INSTRUCTION: All entries below are to be set down again, identical to the source.

DATA SHOWN:
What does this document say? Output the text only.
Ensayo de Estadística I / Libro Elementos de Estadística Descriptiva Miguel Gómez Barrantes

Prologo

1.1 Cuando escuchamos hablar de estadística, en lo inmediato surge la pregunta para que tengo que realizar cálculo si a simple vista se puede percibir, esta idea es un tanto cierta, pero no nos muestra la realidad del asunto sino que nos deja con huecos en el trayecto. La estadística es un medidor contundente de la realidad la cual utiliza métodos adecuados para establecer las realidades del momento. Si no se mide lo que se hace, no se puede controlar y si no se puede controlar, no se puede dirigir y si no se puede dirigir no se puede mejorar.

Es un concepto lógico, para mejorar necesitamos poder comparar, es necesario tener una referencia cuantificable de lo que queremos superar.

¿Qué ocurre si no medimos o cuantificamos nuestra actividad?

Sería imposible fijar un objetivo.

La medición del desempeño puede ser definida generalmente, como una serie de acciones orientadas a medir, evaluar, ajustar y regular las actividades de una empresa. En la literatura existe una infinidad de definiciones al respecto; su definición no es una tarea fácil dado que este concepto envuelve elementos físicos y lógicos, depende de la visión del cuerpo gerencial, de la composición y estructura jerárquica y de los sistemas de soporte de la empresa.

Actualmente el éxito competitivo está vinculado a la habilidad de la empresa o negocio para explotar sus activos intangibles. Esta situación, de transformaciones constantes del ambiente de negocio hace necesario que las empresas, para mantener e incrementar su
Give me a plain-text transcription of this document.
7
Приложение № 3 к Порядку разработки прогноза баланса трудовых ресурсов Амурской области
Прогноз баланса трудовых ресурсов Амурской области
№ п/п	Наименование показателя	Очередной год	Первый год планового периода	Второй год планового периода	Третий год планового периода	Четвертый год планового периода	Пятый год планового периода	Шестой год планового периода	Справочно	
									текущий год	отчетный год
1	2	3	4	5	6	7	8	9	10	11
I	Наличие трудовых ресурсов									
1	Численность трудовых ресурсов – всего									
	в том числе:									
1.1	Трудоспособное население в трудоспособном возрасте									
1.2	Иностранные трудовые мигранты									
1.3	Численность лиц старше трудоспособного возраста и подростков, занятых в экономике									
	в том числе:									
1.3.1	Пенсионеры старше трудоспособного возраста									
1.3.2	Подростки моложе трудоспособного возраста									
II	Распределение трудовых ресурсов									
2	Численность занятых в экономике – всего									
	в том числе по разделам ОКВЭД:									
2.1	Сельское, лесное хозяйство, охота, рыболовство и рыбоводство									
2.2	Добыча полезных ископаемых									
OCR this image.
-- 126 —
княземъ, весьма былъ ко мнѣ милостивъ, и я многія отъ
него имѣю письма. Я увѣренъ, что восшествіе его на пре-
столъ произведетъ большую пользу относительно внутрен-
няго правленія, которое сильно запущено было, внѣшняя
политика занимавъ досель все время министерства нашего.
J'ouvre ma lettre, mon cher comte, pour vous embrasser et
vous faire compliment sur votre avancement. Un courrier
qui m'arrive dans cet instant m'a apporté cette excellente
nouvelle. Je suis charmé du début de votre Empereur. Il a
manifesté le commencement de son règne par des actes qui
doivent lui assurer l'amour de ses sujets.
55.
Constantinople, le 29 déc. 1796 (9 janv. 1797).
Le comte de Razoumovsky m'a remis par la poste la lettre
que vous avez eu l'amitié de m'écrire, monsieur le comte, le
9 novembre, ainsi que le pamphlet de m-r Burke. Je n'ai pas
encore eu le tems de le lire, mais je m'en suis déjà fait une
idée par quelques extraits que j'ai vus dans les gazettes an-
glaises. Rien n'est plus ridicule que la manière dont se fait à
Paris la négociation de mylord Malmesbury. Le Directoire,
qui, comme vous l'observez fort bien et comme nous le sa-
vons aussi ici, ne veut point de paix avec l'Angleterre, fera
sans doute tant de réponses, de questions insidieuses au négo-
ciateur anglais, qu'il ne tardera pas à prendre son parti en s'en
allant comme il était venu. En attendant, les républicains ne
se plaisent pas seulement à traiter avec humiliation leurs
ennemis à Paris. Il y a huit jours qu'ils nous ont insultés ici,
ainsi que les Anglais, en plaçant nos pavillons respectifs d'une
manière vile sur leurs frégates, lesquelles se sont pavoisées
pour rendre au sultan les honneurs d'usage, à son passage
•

RIGHT ANSWER:
What does this document say? Output the text only.
Ensayo de Estadística I / Libro Elementos de Estadística Descriptiva Miguel Gómez Barrantes

Prologo

1.1 Cuando escuchamos hablar de estadística, en lo inmediato surge la pregunta para que tengo que realizar cálculo si a simple vista se puede percibir, esta idea es un tanto cierta, pero no nos muestra la realidad del asunto sino que nos deja con huecos en el trayecto. La estadística es un medidor contundente de la realidad la cual utiliza métodos adecuados para establecer las realidades del momento. Si no se mide lo que se hace, no se puede controlar y si no se puede controlar, no se puede dirigir y si no se puede dirigir no se puede mejorar.

Es un concepto lógico, para mejorar necesitamos poder comparar, es necesario tener una referencia cuantificable de lo que queremos superar.

¿Qué ocurre si no medimos o cuantificamos nuestra actividad?

Sería imposible fijar un objetivo.

La medición del desempeño puede ser definida generalmente, como una serie de acciones orientadas a medir, evaluar, ajustar y regular las actividades de una empresa. En la literatura existe una infinidad de definiciones al respecto; su definición no es una tarea fácil dado que este concepto envuelve elementos físicos y lógicos, depende de la visión del cuerpo gerencial, de la composición y estructura jerárquica y de los sistemas de soporte de la empresa.

Actualmente el éxito competitivo está vinculado a la habilidad de la empresa o negocio para explotar sus activos intangibles. Esta situación, de transformaciones constantes del ambiente de negocio hace necesario que las empresas, para mantener e incrementar su
Give me a plain-text transcription of this document.
7
Приложение № 3 к Порядку разработки прогноза баланса трудовых ресурсов Амурской области
Прогноз баланса трудовых ресурсов Амурской области
№ п/п	Наименование показателя	Очередной год	Первый год планового периода	Второй год планового периода	Третий год планового периода	Четвертый год планового периода	Пятый год планового периода	Шестой год планового периода	Справочно	
									текущий год	отчетный год
1	2	3	4	5	6	7	8	9	10	11
I	Наличие трудовых ресурсов									
1	Численность трудовых ресурсов – всего									
	в том числе:									
1.1	Трудоспособное население в трудоспособном возрасте									
1.2	Иностранные трудовые мигранты									
1.3	Численность лиц старше трудоспособного возраста и подростков, занятых в экономике									
	в том числе:									
1.3.1	Пенсионеры старше трудоспособного возраста									
1.3.2	Подростки моложе трудоспособного возраста									
II	Распределение трудовых ресурсов									
2	Численность занятых в экономике – всего									
	в том числе по разделам ОКВЭД:									
2.1	Сельское, лесное хозяйство, охота, рыболовство и рыбоводство									
2.2	Добыча полезных ископаемых									
OCR this image.
-- 126 —
княземъ, весьма былъ ко мнѣ милостивъ, и я многія отъ
него имѣю письма. Я увѣренъ, что восшествіе его на пре-
столъ произведетъ большую пользу относительно внутрен-
няго правленія, которое сильно запущено было, внѣшняя
политика занимавъ досель все время министерства нашего.
J'ouvre ma lettre, mon cher comte, pour vous embrasser et
vous faire compliment sur votre avancement. Un courrier
qui m'arrive dans cet instant m'a apporté cette excellente
nouvelle. Je suis charmé du début de votre Empereur. Il a
manifesté le commencement de son règne par des actes qui
doivent lui assurer l'amour de ses sujets.
55.
Constantinople, le 29 déc. 1796 (9 janv. 1797).
Le comte de Razoumovsky m'a remis par la poste la lettre
que vous avez eu l'amitié de m'écrire, monsieur le comte, le
9 novembre, ainsi que le pamphlet de m-r Burke. Je n'ai pas
encore eu le tems de le lire, mais je m'en suis déjà fait une
idée par quelques extraits que j'ai vus dans les gazettes an-
glaises. Rien n'est plus ridicule que la manière dont se fait à
Paris la négociation de mylord Malmesbury. Le Directoire,
qui, comme vous l'observez fort bien et comme nous le sa-
vons aussi ici, ne veut point de paix avec l'Angleterre, fera
sans doute tant de réponses, de questions insidieuses au négo-
ciateur anglais, qu'il ne tardera pas à prendre son parti en s'en
allant comme il était venu. En attendant, les républicains ne
se plaisent pas seulement à traiter avec humiliation leurs
ennemis à Paris. Il y a huit jours qu'ils nous ont insultés ici,
ainsi que les Anglais, en plaçant nos pavillons respectifs d'une
manière vile sur leurs frégates, lesquelles se sont pavoisées
pour rendre au sultan les honneurs d'usage, à son passage
•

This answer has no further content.